Work task
Set every record down verbatim and omit the pictures.

Material supplied
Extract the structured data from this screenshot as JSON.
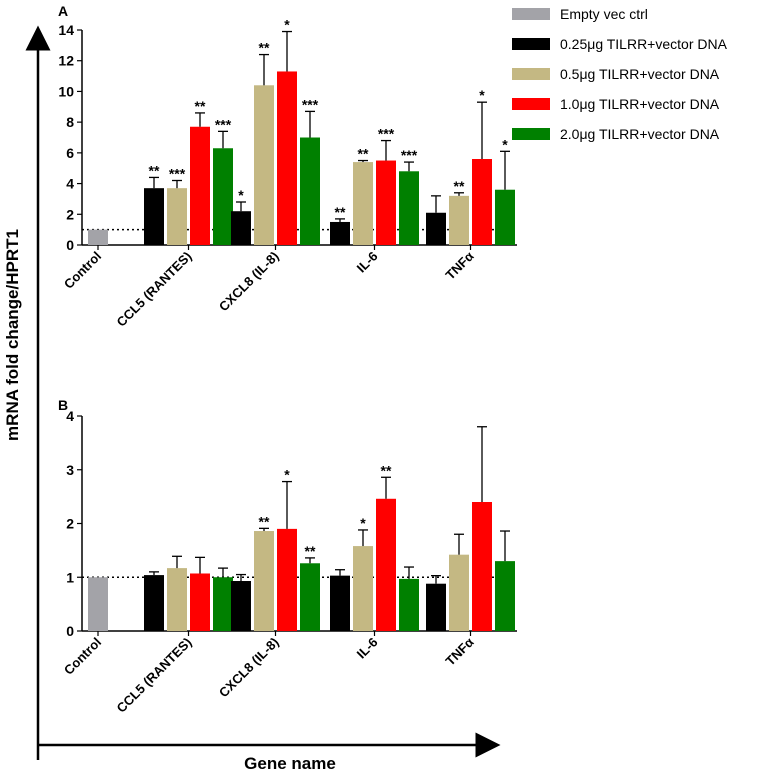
{
  "figure": {
    "y_axis_label": "mRNA fold change/HPRT1",
    "x_axis_label": "Gene name",
    "legend": [
      {
        "label": "Empty vec ctrl",
        "color": "#a3a3a8"
      },
      {
        "label": "0.25μg TILRR+vector DNA",
        "color": "#000000"
      },
      {
        "label": "0.5μg TILRR+vector DNA",
        "color": "#c4b883"
      },
      {
        "label": "1.0μg TILRR+vector DNA",
        "color": "#ff0000"
      },
      {
        "label": "2.0μg TILRR+vector DNA",
        "color": "#008000"
      }
    ]
  },
  "chart_data": [
    {
      "type": "bar",
      "panel": "A",
      "categories": [
        "Control",
        "CCL5 (RANTES)",
        "CXCL8 (IL-8)",
        "IL-6",
        "TNFα"
      ],
      "ylim": [
        0,
        14
      ],
      "yticks": [
        0,
        2,
        4,
        6,
        8,
        10,
        12,
        14
      ],
      "ytick_labels": [
        "0",
        "2",
        "4",
        "6",
        "8",
        "10",
        "12",
        "14"
      ],
      "reference_line": 1,
      "series": [
        {
          "name": "Empty vec ctrl",
          "values": [
            1,
            null,
            null,
            null,
            null
          ],
          "errors": [
            0,
            null,
            null,
            null,
            null
          ],
          "stars": [
            "",
            "",
            "",
            "",
            ""
          ]
        },
        {
          "name": "0.25μg TILRR+vector DNA",
          "values": [
            null,
            3.7,
            2.2,
            1.5,
            2.1
          ],
          "errors": [
            null,
            0.7,
            0.6,
            0.2,
            1.1
          ],
          "stars": [
            "",
            "**",
            "*",
            "**",
            ""
          ]
        },
        {
          "name": "0.5μg TILRR+vector DNA",
          "values": [
            null,
            3.7,
            10.4,
            5.4,
            3.2
          ],
          "errors": [
            null,
            0.5,
            2.0,
            0.1,
            0.2
          ],
          "stars": [
            "",
            "***",
            "**",
            "**",
            "**"
          ]
        },
        {
          "name": "1.0μg TILRR+vector DNA",
          "values": [
            null,
            7.7,
            11.3,
            5.5,
            5.6
          ],
          "errors": [
            null,
            0.9,
            2.6,
            1.3,
            3.7
          ],
          "stars": [
            "",
            "**",
            "*",
            "***",
            "*"
          ]
        },
        {
          "name": "2.0μg TILRR+vector DNA",
          "values": [
            null,
            6.3,
            7.0,
            4.8,
            3.6
          ],
          "errors": [
            null,
            1.1,
            1.7,
            0.6,
            2.5
          ],
          "stars": [
            "",
            "***",
            "***",
            "***",
            "*"
          ]
        }
      ]
    },
    {
      "type": "bar",
      "panel": "B",
      "categories": [
        "Control",
        "CCL5 (RANTES)",
        "CXCL8 (IL-8)",
        "IL-6",
        "TNFα"
      ],
      "ylim": [
        0,
        4
      ],
      "yticks": [
        0,
        1,
        2,
        3,
        4
      ],
      "ytick_labels": [
        "0",
        "1",
        "2",
        "3",
        "4"
      ],
      "reference_line": 1,
      "series": [
        {
          "name": "Empty vec ctrl",
          "values": [
            1,
            null,
            null,
            null,
            null
          ],
          "errors": [
            0,
            null,
            null,
            null,
            null
          ],
          "stars": [
            "",
            "",
            "",
            "",
            ""
          ]
        },
        {
          "name": "0.25μg TILRR+vector DNA",
          "values": [
            null,
            1.04,
            0.93,
            1.03,
            0.88
          ],
          "errors": [
            null,
            0.06,
            0.12,
            0.11,
            0.15
          ],
          "stars": [
            "",
            "",
            "",
            "",
            ""
          ]
        },
        {
          "name": "0.5μg TILRR+vector DNA",
          "values": [
            null,
            1.17,
            1.86,
            1.58,
            1.42
          ],
          "errors": [
            null,
            0.22,
            0.05,
            0.3,
            0.38
          ],
          "stars": [
            "",
            "",
            "**",
            "*",
            ""
          ]
        },
        {
          "name": "1.0μg TILRR+vector DNA",
          "values": [
            null,
            1.07,
            1.9,
            2.46,
            2.4
          ],
          "errors": [
            null,
            0.3,
            0.88,
            0.4,
            1.4
          ],
          "stars": [
            "",
            "",
            "*",
            "**",
            ""
          ]
        },
        {
          "name": "2.0μg TILRR+vector DNA",
          "values": [
            null,
            1.0,
            1.26,
            0.97,
            1.3
          ],
          "errors": [
            null,
            0.17,
            0.1,
            0.22,
            0.56
          ],
          "stars": [
            "",
            "",
            "**",
            "",
            ""
          ]
        }
      ]
    }
  ]
}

Response to the task
Extract the structured data from this screenshot as JSON.
{
  "figure": {
    "y_axis_label": "mRNA fold change/HPRT1",
    "x_axis_label": "Gene name",
    "legend": [
      {
        "label": "Empty vec ctrl",
        "color": "#a3a3a8"
      },
      {
        "label": "0.25μg TILRR+vector DNA",
        "color": "#000000"
      },
      {
        "label": "0.5μg TILRR+vector DNA",
        "color": "#c4b883"
      },
      {
        "label": "1.0μg TILRR+vector DNA",
        "color": "#ff0000"
      },
      {
        "label": "2.0μg TILRR+vector DNA",
        "color": "#008000"
      }
    ]
  },
  "chart_data": [
    {
      "type": "bar",
      "panel": "A",
      "categories": [
        "Control",
        "CCL5 (RANTES)",
        "CXCL8 (IL-8)",
        "IL-6",
        "TNFα"
      ],
      "ylim": [
        0,
        14
      ],
      "yticks": [
        0,
        2,
        4,
        6,
        8,
        10,
        12,
        14
      ],
      "ytick_labels": [
        "0",
        "2",
        "4",
        "6",
        "8",
        "10",
        "12",
        "14"
      ],
      "reference_line": 1,
      "series": [
        {
          "name": "Empty vec ctrl",
          "values": [
            1,
            null,
            null,
            null,
            null
          ],
          "errors": [
            0,
            null,
            null,
            null,
            null
          ],
          "stars": [
            "",
            "",
            "",
            "",
            ""
          ]
        },
        {
          "name": "0.25μg TILRR+vector DNA",
          "values": [
            null,
            3.7,
            2.2,
            1.5,
            2.1
          ],
          "errors": [
            null,
            0.7,
            0.6,
            0.2,
            1.1
          ],
          "stars": [
            "",
            "**",
            "*",
            "**",
            ""
          ]
        },
        {
          "name": "0.5μg TILRR+vector DNA",
          "values": [
            null,
            3.7,
            10.4,
            5.4,
            3.2
          ],
          "errors": [
            null,
            0.5,
            2.0,
            0.1,
            0.2
          ],
          "stars": [
            "",
            "***",
            "**",
            "**",
            "**"
          ]
        },
        {
          "name": "1.0μg TILRR+vector DNA",
          "values": [
            null,
            7.7,
            11.3,
            5.5,
            5.6
          ],
          "errors": [
            null,
            0.9,
            2.6,
            1.3,
            3.7
          ],
          "stars": [
            "",
            "**",
            "*",
            "***",
            "*"
          ]
        },
        {
          "name": "2.0μg TILRR+vector DNA",
          "values": [
            null,
            6.3,
            7.0,
            4.8,
            3.6
          ],
          "errors": [
            null,
            1.1,
            1.7,
            0.6,
            2.5
          ],
          "stars": [
            "",
            "***",
            "***",
            "***",
            "*"
          ]
        }
      ]
    },
    {
      "type": "bar",
      "panel": "B",
      "categories": [
        "Control",
        "CCL5 (RANTES)",
        "CXCL8 (IL-8)",
        "IL-6",
        "TNFα"
      ],
      "ylim": [
        0,
        4
      ],
      "yticks": [
        0,
        1,
        2,
        3,
        4
      ],
      "ytick_labels": [
        "0",
        "1",
        "2",
        "3",
        "4"
      ],
      "reference_line": 1,
      "series": [
        {
          "name": "Empty vec ctrl",
          "values": [
            1,
            null,
            null,
            null,
            null
          ],
          "errors": [
            0,
            null,
            null,
            null,
            null
          ],
          "stars": [
            "",
            "",
            "",
            "",
            ""
          ]
        },
        {
          "name": "0.25μg TILRR+vector DNA",
          "values": [
            null,
            1.04,
            0.93,
            1.03,
            0.88
          ],
          "errors": [
            null,
            0.06,
            0.12,
            0.11,
            0.15
          ],
          "stars": [
            "",
            "",
            "",
            "",
            ""
          ]
        },
        {
          "name": "0.5μg TILRR+vector DNA",
          "values": [
            null,
            1.17,
            1.86,
            1.58,
            1.42
          ],
          "errors": [
            null,
            0.22,
            0.05,
            0.3,
            0.38
          ],
          "stars": [
            "",
            "",
            "**",
            "*",
            ""
          ]
        },
        {
          "name": "1.0μg TILRR+vector DNA",
          "values": [
            null,
            1.07,
            1.9,
            2.46,
            2.4
          ],
          "errors": [
            null,
            0.3,
            0.88,
            0.4,
            1.4
          ],
          "stars": [
            "",
            "",
            "*",
            "**",
            ""
          ]
        },
        {
          "name": "2.0μg TILRR+vector DNA",
          "values": [
            null,
            1.0,
            1.26,
            0.97,
            1.3
          ],
          "errors": [
            null,
            0.17,
            0.1,
            0.22,
            0.56
          ],
          "stars": [
            "",
            "",
            "**",
            "",
            ""
          ]
        }
      ]
    }
  ]
}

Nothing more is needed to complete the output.